(Records from a dataset)
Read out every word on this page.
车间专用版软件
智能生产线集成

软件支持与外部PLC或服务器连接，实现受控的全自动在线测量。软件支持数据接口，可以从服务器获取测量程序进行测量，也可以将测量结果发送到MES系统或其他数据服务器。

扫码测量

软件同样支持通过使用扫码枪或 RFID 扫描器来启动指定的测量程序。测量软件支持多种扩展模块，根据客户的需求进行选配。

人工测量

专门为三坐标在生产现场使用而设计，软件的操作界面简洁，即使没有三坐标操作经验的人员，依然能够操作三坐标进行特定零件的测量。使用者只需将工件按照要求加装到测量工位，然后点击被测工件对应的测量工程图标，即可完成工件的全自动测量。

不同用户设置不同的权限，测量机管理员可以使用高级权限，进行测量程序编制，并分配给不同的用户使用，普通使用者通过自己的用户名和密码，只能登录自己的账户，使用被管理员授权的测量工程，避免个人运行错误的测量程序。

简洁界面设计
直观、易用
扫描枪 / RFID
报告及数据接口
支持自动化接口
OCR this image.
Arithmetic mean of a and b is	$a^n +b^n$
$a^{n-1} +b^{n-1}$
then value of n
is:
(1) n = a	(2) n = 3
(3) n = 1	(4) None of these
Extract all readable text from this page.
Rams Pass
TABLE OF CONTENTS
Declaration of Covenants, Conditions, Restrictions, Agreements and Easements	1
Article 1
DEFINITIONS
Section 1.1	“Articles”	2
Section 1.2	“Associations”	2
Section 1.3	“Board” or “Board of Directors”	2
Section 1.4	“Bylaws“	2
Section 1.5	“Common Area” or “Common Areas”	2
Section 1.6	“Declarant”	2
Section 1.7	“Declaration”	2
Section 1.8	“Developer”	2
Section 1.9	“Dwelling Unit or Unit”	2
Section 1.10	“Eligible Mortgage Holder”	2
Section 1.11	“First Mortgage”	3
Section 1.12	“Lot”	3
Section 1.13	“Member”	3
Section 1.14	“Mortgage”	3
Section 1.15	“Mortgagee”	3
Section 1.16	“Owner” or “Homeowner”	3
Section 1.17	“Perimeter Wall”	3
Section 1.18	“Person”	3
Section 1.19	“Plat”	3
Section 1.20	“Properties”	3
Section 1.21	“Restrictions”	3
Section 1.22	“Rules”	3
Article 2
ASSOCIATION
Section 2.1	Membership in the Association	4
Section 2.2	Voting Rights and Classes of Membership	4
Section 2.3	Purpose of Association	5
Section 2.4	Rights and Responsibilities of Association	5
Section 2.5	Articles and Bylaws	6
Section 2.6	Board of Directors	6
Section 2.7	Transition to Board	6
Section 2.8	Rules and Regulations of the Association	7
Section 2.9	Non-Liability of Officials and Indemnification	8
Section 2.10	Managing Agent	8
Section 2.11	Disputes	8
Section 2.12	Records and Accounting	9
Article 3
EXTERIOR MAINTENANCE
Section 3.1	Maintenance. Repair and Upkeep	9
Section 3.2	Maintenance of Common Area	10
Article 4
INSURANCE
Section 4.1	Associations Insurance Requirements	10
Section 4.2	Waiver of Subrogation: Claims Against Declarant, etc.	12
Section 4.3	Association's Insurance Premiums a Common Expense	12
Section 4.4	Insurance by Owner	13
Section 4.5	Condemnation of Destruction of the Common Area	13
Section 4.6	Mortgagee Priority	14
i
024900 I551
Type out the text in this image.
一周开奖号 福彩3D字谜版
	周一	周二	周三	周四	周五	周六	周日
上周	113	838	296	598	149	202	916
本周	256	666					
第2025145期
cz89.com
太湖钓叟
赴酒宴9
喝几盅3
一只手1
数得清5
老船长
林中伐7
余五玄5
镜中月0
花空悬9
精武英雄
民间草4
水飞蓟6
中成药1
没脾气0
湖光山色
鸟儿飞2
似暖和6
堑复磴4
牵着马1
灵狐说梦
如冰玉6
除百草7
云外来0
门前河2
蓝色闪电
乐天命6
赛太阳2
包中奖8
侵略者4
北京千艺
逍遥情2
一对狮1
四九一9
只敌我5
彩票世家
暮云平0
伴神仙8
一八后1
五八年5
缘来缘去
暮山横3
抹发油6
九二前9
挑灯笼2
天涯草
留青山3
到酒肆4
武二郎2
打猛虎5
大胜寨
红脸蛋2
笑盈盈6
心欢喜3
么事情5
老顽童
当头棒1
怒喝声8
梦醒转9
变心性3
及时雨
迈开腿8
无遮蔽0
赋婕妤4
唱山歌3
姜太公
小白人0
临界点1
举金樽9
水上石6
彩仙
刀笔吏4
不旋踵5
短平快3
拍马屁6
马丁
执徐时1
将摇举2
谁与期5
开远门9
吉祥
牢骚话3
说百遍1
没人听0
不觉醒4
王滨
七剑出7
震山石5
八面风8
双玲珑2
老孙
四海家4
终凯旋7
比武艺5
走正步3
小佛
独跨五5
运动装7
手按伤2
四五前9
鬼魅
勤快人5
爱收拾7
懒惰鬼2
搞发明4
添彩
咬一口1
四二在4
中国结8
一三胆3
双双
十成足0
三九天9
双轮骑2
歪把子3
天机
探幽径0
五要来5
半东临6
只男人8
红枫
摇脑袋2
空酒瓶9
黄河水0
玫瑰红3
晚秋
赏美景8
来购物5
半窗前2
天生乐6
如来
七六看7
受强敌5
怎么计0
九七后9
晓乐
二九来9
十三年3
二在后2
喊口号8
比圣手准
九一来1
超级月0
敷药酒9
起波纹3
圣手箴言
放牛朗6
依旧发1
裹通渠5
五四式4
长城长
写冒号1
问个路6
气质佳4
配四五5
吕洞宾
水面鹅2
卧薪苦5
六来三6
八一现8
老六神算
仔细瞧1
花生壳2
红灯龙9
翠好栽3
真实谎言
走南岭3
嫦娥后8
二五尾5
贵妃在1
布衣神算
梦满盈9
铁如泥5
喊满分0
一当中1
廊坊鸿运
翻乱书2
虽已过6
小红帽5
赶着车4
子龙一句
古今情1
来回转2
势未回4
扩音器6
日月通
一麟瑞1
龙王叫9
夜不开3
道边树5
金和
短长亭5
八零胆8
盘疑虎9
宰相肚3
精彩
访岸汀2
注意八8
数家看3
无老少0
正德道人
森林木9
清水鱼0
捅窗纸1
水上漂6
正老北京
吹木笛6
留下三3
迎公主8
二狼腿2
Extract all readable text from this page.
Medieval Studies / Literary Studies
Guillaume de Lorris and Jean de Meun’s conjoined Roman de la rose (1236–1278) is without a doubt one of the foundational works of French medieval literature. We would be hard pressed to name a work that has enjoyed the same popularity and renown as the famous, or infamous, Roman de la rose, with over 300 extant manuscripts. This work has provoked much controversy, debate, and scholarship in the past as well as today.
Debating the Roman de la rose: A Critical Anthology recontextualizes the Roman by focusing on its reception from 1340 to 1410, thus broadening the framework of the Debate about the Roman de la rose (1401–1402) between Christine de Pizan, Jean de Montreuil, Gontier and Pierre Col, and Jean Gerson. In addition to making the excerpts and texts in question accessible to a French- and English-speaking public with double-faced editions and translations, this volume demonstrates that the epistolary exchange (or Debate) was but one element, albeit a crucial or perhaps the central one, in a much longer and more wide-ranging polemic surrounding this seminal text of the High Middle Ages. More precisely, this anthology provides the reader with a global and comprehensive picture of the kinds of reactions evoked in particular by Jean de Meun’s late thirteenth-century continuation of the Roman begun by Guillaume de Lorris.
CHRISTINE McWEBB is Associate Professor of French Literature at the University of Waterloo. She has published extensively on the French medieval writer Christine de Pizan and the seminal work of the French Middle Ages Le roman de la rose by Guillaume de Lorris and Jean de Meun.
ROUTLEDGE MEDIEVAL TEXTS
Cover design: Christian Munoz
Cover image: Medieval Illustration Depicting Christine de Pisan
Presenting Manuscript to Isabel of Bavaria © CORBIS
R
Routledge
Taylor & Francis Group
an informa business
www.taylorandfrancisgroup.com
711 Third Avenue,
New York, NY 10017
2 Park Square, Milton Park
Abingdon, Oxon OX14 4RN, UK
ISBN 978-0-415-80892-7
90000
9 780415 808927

__DESCRIPTION OF THE TASK__
Identify the lines that hold the word "Associations". Copy every one of them.

__SOLUTION FOR THIS EXERCISE__
Section 1.2	“Associations”	2
Section 4.1	Associations Insurance Requirements	10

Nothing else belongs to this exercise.